→ **DATA**
+-------+

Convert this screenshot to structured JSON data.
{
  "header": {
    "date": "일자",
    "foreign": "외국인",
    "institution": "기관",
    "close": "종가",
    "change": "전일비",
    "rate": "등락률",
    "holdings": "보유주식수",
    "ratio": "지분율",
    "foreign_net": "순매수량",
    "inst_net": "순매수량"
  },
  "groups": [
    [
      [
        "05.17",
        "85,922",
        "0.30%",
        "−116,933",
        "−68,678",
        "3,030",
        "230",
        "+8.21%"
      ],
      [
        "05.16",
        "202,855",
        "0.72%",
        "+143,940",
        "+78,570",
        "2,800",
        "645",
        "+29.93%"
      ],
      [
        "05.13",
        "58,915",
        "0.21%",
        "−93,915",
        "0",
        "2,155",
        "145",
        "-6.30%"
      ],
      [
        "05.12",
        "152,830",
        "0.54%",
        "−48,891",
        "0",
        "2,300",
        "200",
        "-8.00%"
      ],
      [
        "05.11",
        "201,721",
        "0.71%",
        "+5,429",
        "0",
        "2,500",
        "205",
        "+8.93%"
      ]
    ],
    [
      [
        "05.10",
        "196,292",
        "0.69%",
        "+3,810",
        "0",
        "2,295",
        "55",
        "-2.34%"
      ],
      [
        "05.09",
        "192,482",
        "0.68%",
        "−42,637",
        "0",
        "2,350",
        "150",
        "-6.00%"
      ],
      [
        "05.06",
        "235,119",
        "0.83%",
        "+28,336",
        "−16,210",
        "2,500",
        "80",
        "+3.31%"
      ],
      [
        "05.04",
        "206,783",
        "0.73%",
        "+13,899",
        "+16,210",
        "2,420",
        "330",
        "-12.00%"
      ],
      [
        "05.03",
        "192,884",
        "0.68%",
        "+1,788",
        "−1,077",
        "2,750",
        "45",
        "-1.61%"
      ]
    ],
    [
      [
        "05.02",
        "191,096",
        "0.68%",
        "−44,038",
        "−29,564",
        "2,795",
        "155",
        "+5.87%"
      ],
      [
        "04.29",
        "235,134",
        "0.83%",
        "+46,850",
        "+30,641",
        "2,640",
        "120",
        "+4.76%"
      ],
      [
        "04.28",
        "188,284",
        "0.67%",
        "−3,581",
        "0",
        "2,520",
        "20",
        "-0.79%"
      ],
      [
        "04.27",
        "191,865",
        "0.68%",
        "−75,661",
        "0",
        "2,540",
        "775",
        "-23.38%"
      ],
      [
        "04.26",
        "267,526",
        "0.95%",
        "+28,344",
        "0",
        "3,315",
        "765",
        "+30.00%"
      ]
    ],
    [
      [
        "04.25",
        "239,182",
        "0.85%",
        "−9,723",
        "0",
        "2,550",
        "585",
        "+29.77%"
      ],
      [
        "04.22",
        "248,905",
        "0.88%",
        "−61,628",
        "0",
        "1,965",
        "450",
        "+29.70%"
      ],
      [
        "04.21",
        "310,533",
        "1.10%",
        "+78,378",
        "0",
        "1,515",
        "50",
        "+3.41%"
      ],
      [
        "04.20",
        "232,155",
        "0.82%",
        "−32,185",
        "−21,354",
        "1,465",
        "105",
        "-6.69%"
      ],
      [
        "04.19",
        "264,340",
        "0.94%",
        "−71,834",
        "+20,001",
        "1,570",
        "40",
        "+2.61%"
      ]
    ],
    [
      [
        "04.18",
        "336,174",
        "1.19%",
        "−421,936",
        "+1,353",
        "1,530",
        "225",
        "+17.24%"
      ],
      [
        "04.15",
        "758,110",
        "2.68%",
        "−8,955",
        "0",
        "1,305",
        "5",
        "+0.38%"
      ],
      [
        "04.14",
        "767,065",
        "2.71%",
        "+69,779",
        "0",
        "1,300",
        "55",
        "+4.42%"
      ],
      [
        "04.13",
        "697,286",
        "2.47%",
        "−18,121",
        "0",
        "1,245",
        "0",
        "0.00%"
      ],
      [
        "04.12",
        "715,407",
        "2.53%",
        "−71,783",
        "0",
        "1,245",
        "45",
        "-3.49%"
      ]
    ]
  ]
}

+-------+

→ **EXERCISE**
Print the listing above in full, exactly as it is.

→ **RESULT BELOW**
Convert this screenshot to structured JSON data.
{
  "header": {
    "date": "일자",
    "foreign": "외국인",
    "institution": "기관",
    "close": "종가",
    "change": "전일비",
    "rate": "등락률",
    "holdings": "보유주식수",
    "ratio": "지분율",
    "foreign_net": "순매수량",
    "inst_net": "순매수량"
  },
  "groups": [
    [
      [
        "05.17",
        "85,922",
        "0.30%",
        "−116,933",
        "−68,678",
        "3,030",
        "230",
        "+8.21%"
      ],
      [
        "05.16",
        "202,855",
        "0.72%",
        "+143,940",
        "+78,570",
        "2,800",
        "645",
        "+29.93%"
      ],
      [
        "05.13",
        "58,915",
        "0.21%",
        "−93,915",
        "0",
        "2,155",
        "145",
        "-6.30%"
      ],
      [
        "05.12",
        "152,830",
        "0.54%",
        "−48,891",
        "0",
        "2,300",
        "200",
        "-8.00%"
      ],
      [
        "05.11",
        "201,721",
        "0.71%",
        "+5,429",
        "0",
        "2,500",
        "205",
        "+8.93%"
      ]
    ],
    [
      [
        "05.10",
        "196,292",
        "0.69%",
        "+3,810",
        "0",
        "2,295",
        "55",
        "-2.34%"
      ],
      [
        "05.09",
        "192,482",
        "0.68%",
        "−42,637",
        "0",
        "2,350",
        "150",
        "-6.00%"
      ],
      [
        "05.06",
        "235,119",
        "0.83%",
        "+28,336",
        "−16,210",
        "2,500",
        "80",
        "+3.31%"
      ],
      [
        "05.04",
        "206,783",
        "0.73%",
        "+13,899",
        "+16,210",
        "2,420",
        "330",
        "-12.00%"
      ],
      [
        "05.03",
        "192,884",
        "0.68%",
        "+1,788",
        "−1,077",
        "2,750",
        "45",
        "-1.61%"
      ]
    ],
    [
      [
        "05.02",
        "191,096",
        "0.68%",
        "−44,038",
        "−29,564",
        "2,795",
        "155",
        "+5.87%"
      ],
      [
        "04.29",
        "235,134",
        "0.83%",
        "+46,850",
        "+30,641",
        "2,640",
        "120",
        "+4.76%"
      ],
      [
        "04.28",
        "188,284",
        "0.67%",
        "−3,581",
        "0",
        "2,520",
        "20",
        "-0.79%"
      ],
      [
        "04.27",
        "191,865",
        "0.68%",
        "−75,661",
        "0",
        "2,540",
        "775",
        "-23.38%"
      ],
      [
        "04.26",
        "267,526",
        "0.95%",
        "+28,344",
        "0",
        "3,315",
        "765",
        "+30.00%"
      ]
    ],
    [
      [
        "04.25",
        "239,182",
        "0.85%",
        "−9,723",
        "0",
        "2,550",
        "585",
        "+29.77%"
      ],
      [
        "04.22",
        "248,905",
        "0.88%",
        "−61,628",
        "0",
        "1,965",
        "450",
        "+29.70%"
      ],
      [
        "04.21",
        "310,533",
        "1.10%",
        "+78,378",
        "0",
        "1,515",
        "50",
        "+3.41%"
      ],
      [
        "04.20",
        "232,155",
        "0.82%",
        "−32,185",
        "−21,354",
        "1,465",
        "105",
        "-6.69%"
      ],
      [
        "04.19",
        "264,340",
        "0.94%",
        "−71,834",
        "+20,001",
        "1,570",
        "40",
        "+2.61%"
      ]
    ],
    [
      [
        "04.18",
        "336,174",
        "1.19%",
        "−421,936",
        "+1,353",
        "1,530",
        "225",
        "+17.24%"
      ],
      [
        "04.15",
        "758,110",
        "2.68%",
        "−8,955",
        "0",
        "1,305",
        "5",
        "+0.38%"
      ],
      [
        "04.14",
        "767,065",
        "2.71%",
        "+69,779",
        "0",
        "1,300",
        "55",
        "+4.42%"
      ],
      [
        "04.13",
        "697,286",
        "2.47%",
        "−18,121",
        "0",
        "1,245",
        "0",
        "0.00%"
      ],
      [
        "04.12",
        "715,407",
        "2.53%",
        "−71,783",
        "0",
        "1,245",
        "45",
        "-3.49%"
      ]
    ]
  ]
}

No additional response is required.